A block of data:
↓

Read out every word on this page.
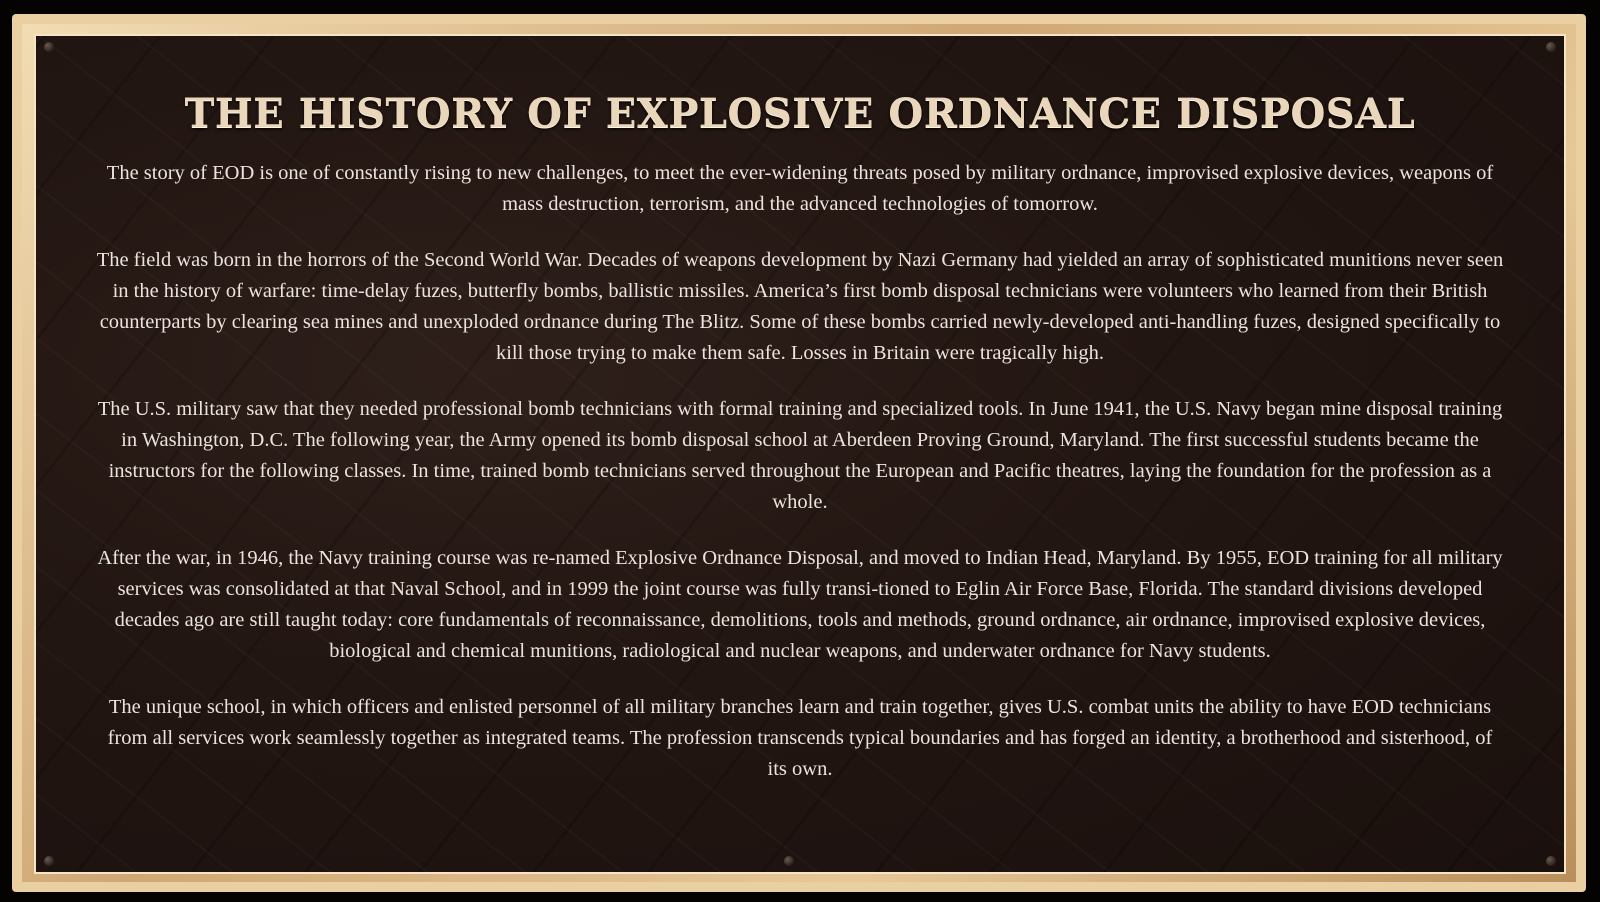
THE HISTORY OF EXPLOSIVE ORDNANCE DISPOSAL

The story of EOD is one of constantly rising to new challenges, to meet the ever-widening threats posed by military ordnance, improvised explosive devices, weapons of mass destruction, terrorism, and the advanced technologies of tomorrow.

The field was born in the horrors of the Second World War. Decades of weapons development by Nazi Germany had yielded an array of sophisticated munitions never seen in the history of warfare: time-delay fuzes, butterfly bombs, ballistic missiles. America’s first bomb disposal technicians were volunteers who learned from their British counterparts by clearing sea mines and unexploded ordnance during The Blitz. Some of these bombs carried newly-developed anti-handling fuzes, designed specifically to kill those trying to make them safe. Losses in Britain were tragically high.

The U.S. military saw that they needed professional bomb technicians with formal training and specialized tools. In June 1941, the U.S. Navy began mine disposal training in Washington, D.C. The following year, the Army opened its bomb disposal school at Aberdeen Proving Ground, Maryland. The first successful students became the instructors for the following classes. In time, trained bomb technicians served throughout the European and Pacific theatres, laying the foundation for the profession as a whole.

After the war, in 1946, the Navy training course was re-named Explosive Ordnance Disposal, and moved to Indian Head, Maryland. By 1955, EOD training for all military services was consolidated at that Naval School, and in 1999 the joint course was fully transi-tioned to Eglin Air Force Base, Florida. The standard divisions developed decades ago are still taught today: core fundamentals of reconnaissance, demolitions, tools and methods, ground ordnance, air ordnance, improvised explosive devices, biological and chemical munitions, radiological and nuclear weapons, and underwater ordnance for Navy students.

The unique school, in which officers and enlisted personnel of all military branches learn and train together, gives U.S. combat units the ability to have EOD technicians from all services work seamlessly together as integrated teams. The profession transcends typical boundaries and has forged an identity, a brotherhood and sisterhood, of its own.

↑

● TASK DESCRIPTION: Write out the entries above word for word. Do not include the pictures.

● COMPLETE RESPONSE:
Read out every word on this page.
THE HISTORY OF EXPLOSIVE ORDNANCE DISPOSAL

The story of EOD is one of constantly rising to new challenges, to meet the ever-widening threats posed by military ordnance, improvised explosive devices, weapons of mass destruction, terrorism, and the advanced technologies of tomorrow.

The field was born in the horrors of the Second World War. Decades of weapons development by Nazi Germany had yielded an array of sophisticated munitions never seen in the history of warfare: time-delay fuzes, butterfly bombs, ballistic missiles. America’s first bomb disposal technicians were volunteers who learned from their British counterparts by clearing sea mines and unexploded ordnance during The Blitz. Some of these bombs carried newly-developed anti-handling fuzes, designed specifically to kill those trying to make them safe. Losses in Britain were tragically high.

The U.S. military saw that they needed professional bomb technicians with formal training and specialized tools. In June 1941, the U.S. Navy began mine disposal training in Washington, D.C. The following year, the Army opened its bomb disposal school at Aberdeen Proving Ground, Maryland. The first successful students became the instructors for the following classes. In time, trained bomb technicians served throughout the European and Pacific theatres, laying the foundation for the profession as a whole.

After the war, in 1946, the Navy training course was re-named Explosive Ordnance Disposal, and moved to Indian Head, Maryland. By 1955, EOD training for all military services was consolidated at that Naval School, and in 1999 the joint course was fully transi-tioned to Eglin Air Force Base, Florida. The standard divisions developed decades ago are still taught today: core fundamentals of reconnaissance, demolitions, tools and methods, ground ordnance, air ordnance, improvised explosive devices, biological and chemical munitions, radiological and nuclear weapons, and underwater ordnance for Navy students.

The unique school, in which officers and enlisted personnel of all military branches learn and train together, gives U.S. combat units the ability to have EOD technicians from all services work seamlessly together as integrated teams. The profession transcends typical boundaries and has forged an identity, a brotherhood and sisterhood, of its own.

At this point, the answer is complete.